## Data excerpts
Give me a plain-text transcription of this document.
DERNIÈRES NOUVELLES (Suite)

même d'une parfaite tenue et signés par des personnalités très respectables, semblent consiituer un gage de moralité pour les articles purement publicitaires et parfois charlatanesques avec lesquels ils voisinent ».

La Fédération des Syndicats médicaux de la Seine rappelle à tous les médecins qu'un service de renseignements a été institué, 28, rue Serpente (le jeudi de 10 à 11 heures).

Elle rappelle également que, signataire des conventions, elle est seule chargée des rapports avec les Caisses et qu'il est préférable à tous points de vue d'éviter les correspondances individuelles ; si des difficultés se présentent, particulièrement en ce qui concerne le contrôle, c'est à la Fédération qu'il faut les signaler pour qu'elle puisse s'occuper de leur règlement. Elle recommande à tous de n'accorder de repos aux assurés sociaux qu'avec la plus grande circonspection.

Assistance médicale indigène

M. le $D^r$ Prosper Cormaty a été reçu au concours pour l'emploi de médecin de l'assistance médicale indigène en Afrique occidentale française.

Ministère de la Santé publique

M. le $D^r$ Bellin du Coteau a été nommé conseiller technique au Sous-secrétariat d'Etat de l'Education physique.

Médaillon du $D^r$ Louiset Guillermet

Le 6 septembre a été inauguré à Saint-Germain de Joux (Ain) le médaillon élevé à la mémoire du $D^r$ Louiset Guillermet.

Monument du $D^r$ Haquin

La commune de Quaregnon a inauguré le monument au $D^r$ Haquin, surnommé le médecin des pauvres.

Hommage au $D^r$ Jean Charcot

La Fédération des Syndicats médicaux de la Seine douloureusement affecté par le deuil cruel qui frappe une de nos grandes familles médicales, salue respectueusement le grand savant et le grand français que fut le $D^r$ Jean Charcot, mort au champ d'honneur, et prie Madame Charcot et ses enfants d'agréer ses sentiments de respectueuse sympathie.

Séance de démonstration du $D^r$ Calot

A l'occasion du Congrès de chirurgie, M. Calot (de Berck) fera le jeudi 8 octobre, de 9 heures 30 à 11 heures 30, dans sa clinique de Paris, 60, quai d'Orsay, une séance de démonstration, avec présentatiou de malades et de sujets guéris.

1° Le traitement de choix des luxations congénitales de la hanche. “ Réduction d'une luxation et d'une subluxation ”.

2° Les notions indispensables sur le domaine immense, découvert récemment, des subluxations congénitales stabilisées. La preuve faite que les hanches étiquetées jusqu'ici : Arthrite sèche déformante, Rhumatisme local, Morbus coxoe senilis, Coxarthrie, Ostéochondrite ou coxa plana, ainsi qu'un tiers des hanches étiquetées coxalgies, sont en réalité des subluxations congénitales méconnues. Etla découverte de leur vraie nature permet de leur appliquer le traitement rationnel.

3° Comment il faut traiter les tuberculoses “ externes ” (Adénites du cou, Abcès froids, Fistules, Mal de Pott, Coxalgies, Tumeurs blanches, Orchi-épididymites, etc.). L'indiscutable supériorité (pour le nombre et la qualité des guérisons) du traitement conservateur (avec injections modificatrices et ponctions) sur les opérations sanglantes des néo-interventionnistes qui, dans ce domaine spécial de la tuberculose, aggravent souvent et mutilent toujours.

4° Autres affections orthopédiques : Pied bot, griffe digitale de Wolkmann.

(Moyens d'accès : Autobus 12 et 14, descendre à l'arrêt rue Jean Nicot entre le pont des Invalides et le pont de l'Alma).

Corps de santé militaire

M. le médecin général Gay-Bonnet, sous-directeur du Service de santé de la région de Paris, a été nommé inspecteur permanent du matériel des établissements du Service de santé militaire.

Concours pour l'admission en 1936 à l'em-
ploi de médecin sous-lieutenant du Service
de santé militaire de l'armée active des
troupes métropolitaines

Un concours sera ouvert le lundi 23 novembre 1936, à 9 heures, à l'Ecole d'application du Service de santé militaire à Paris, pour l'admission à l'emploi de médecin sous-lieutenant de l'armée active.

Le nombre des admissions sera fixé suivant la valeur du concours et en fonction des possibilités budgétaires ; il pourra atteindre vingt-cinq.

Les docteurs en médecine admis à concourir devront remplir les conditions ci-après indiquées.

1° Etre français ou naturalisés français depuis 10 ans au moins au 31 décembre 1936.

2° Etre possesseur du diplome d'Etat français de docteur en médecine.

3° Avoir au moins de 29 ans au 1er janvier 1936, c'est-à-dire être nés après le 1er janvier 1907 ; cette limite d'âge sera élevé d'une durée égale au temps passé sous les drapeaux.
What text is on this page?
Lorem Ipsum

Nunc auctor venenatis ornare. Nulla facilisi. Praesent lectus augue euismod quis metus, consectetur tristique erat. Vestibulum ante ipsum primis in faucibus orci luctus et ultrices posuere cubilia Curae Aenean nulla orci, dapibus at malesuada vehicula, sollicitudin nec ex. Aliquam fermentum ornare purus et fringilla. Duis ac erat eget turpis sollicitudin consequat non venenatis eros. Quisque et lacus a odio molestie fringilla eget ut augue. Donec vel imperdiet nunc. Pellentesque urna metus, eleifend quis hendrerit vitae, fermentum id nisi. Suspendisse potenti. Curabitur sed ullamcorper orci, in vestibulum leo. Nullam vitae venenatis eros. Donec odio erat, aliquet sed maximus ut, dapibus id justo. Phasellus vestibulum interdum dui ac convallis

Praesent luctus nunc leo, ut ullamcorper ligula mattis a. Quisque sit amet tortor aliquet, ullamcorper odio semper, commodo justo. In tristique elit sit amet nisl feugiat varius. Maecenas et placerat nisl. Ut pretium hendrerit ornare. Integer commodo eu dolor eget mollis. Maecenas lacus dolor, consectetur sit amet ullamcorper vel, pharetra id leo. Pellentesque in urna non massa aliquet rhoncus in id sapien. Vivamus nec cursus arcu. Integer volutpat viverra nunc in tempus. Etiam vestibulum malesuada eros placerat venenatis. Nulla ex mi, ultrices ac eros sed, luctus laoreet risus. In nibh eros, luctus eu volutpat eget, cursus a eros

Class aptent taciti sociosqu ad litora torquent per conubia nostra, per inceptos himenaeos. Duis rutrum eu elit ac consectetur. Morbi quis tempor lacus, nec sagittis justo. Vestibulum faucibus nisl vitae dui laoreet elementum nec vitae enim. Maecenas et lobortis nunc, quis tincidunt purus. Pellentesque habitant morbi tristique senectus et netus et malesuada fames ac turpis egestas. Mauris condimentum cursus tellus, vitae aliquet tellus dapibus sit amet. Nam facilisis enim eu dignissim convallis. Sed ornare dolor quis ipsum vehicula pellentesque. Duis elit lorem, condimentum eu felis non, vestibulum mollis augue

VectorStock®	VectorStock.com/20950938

## What is asked
Collect every line with the string "venenatis" from the records, and copy each.

## Output below
Nunc auctor venenatis ornare. Nulla facilisi. Praesent lectus augue euismod quis metus, consectetur tristique erat. Vestibulum ante ipsum primis in faucibus orci luctus et ultrices posuere cubilia Curae Aenean nulla orci, dapibus at malesuada vehicula, sollicitudin nec ex. Aliquam fermentum ornare purus et fringilla. Duis ac erat eget turpis sollicitudin consequat non venenatis eros. Quisque et lacus a odio molestie fringilla eget ut augue. Donec vel imperdiet nunc. Pellentesque urna metus, eleifend quis hendrerit vitae, fermentum id nisi. Suspendisse potenti. Curabitur sed ullamcorper orci, in vestibulum leo. Nullam vitae venenatis eros. Donec odio erat, aliquet sed maximus ut, dapibus id justo. Phasellus vestibulum interdum dui ac convallis
Praesent luctus nunc leo, ut ullamcorper ligula mattis a. Quisque sit amet tortor aliquet, ullamcorper odio semper, commodo justo. In tristique elit sit amet nisl feugiat varius. Maecenas et placerat nisl. Ut pretium hendrerit ornare. Integer commodo eu dolor eget mollis. Maecenas lacus dolor, consectetur sit amet ullamcorper vel, pharetra id leo. Pellentesque in urna non massa aliquet rhoncus in id sapien. Vivamus nec cursus arcu. Integer volutpat viverra nunc in tempus. Etiam vestibulum malesuada eros placerat venenatis. Nulla ex mi, ultrices ac eros sed, luctus laoreet risus. In nibh eros, luctus eu volutpat eget, cursus a eros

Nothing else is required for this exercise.